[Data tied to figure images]
══════

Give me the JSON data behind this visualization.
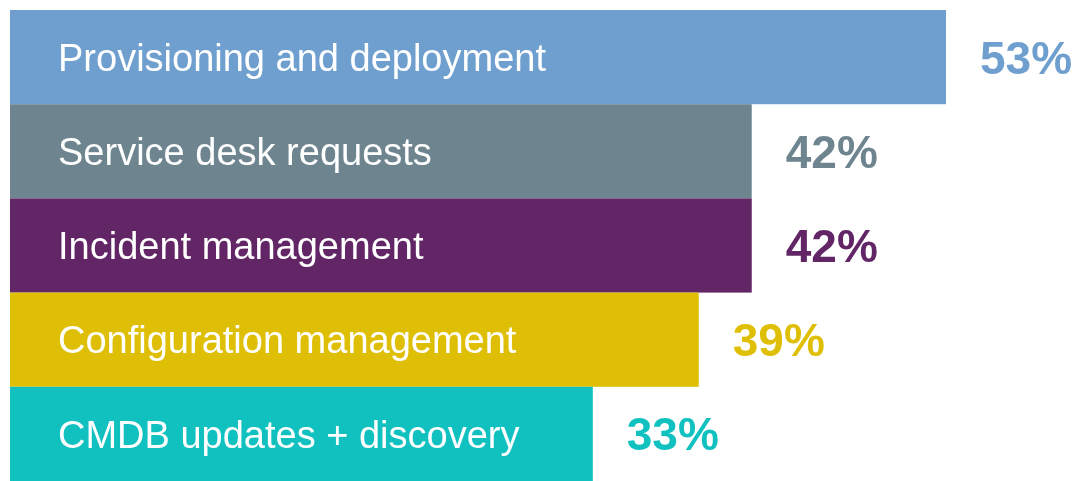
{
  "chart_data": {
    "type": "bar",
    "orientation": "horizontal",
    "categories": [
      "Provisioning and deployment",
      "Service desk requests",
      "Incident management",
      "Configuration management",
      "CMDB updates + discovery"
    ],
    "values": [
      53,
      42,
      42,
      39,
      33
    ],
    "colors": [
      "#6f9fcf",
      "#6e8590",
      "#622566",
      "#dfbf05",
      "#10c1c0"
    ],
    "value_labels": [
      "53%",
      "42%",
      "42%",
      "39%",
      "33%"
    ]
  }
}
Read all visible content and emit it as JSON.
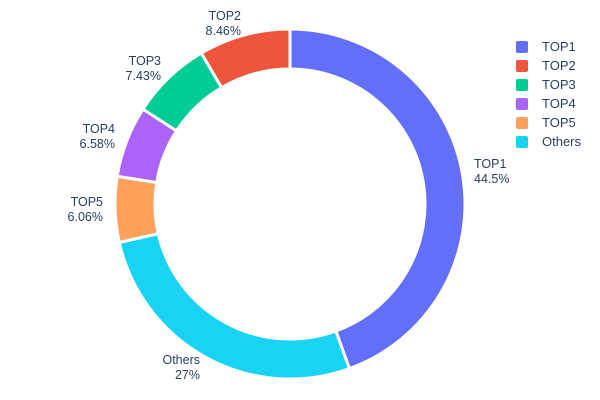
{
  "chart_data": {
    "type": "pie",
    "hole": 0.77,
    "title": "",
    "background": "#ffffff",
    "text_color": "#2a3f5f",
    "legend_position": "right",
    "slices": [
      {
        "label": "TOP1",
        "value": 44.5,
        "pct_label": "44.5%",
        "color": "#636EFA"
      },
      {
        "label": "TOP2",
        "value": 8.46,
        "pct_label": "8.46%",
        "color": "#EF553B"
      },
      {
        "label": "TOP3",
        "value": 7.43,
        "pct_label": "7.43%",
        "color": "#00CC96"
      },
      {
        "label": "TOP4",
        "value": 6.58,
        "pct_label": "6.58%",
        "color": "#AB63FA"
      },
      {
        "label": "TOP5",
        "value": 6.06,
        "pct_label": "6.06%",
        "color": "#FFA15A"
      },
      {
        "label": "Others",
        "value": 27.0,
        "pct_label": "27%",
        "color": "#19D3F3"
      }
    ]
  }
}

══════

> [WHAT YOU NEED TO DO]: Without the pictures, write out all of the material exactly.

> [RESPONSE TO THIS EXERCISE]:
Give me the JSON data behind this visualization.
{
  "chart_data": {
    "type": "bar",
    "orientation": "horizontal",
    "categories": [
      "Provisioning and deployment",
      "Service desk requests",
      "Incident management",
      "Configuration management",
      "CMDB updates + discovery"
    ],
    "values": [
      53,
      42,
      42,
      39,
      33
    ],
    "colors": [
      "#6f9fcf",
      "#6e8590",
      "#622566",
      "#dfbf05",
      "#10c1c0"
    ],
    "value_labels": [
      "53%",
      "42%",
      "42%",
      "39%",
      "33%"
    ]
  }
}
Read all visible content and emit it as JSON.
{
  "chart_data": {
    "type": "pie",
    "hole": 0.77,
    "title": "",
    "background": "#ffffff",
    "text_color": "#2a3f5f",
    "legend_position": "right",
    "slices": [
      {
        "label": "TOP1",
        "value": 44.5,
        "pct_label": "44.5%",
        "color": "#636EFA"
      },
      {
        "label": "TOP2",
        "value": 8.46,
        "pct_label": "8.46%",
        "color": "#EF553B"
      },
      {
        "label": "TOP3",
        "value": 7.43,
        "pct_label": "7.43%",
        "color": "#00CC96"
      },
      {
        "label": "TOP4",
        "value": 6.58,
        "pct_label": "6.58%",
        "color": "#AB63FA"
      },
      {
        "label": "TOP5",
        "value": 6.06,
        "pct_label": "6.06%",
        "color": "#FFA15A"
      },
      {
        "label": "Others",
        "value": 27.0,
        "pct_label": "27%",
        "color": "#19D3F3"
      }
    ]
  }
}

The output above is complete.